- **Problem statement**: Counting only lines that hold "name", give the total and nothing more.

Stored data entries
┌──
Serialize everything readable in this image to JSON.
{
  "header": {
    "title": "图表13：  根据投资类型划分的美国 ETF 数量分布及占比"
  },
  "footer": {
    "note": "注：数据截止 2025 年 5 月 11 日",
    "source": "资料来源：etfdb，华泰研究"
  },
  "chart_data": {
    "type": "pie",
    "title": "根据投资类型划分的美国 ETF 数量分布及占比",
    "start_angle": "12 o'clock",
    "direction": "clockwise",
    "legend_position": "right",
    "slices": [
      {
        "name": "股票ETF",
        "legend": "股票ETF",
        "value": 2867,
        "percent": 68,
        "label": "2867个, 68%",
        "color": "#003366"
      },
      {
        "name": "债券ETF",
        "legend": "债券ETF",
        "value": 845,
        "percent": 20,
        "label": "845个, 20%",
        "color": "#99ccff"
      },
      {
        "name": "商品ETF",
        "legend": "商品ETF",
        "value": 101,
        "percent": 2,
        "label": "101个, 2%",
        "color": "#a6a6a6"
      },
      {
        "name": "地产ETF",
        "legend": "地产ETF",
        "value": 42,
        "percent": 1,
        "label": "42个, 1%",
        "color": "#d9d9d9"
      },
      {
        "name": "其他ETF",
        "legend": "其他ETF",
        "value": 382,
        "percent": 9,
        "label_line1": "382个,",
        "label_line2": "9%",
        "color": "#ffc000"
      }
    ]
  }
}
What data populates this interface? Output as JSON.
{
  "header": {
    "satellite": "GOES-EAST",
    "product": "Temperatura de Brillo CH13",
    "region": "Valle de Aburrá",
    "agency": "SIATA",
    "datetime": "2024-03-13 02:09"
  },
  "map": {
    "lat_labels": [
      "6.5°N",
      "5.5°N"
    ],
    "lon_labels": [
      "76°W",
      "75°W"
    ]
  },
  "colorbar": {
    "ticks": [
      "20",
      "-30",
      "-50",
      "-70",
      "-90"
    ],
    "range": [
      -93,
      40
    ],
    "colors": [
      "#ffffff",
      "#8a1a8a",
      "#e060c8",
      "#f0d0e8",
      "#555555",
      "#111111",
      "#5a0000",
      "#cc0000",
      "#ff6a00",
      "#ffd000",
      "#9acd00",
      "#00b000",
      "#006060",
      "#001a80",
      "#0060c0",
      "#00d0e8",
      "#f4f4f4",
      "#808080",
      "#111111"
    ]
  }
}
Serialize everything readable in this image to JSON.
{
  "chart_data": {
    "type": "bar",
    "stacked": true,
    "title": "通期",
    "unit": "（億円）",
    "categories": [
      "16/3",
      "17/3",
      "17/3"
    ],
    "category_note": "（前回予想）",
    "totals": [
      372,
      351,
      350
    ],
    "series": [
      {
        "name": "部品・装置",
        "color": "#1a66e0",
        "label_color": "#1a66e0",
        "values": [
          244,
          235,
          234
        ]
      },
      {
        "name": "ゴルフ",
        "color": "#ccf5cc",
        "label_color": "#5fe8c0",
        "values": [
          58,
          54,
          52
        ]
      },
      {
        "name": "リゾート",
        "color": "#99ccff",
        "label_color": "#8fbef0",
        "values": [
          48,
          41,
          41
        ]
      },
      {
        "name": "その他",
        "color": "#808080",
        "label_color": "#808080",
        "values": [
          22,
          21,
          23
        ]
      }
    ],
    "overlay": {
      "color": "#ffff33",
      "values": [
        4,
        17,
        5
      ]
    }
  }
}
└──
- **Answer to this exercise**: 9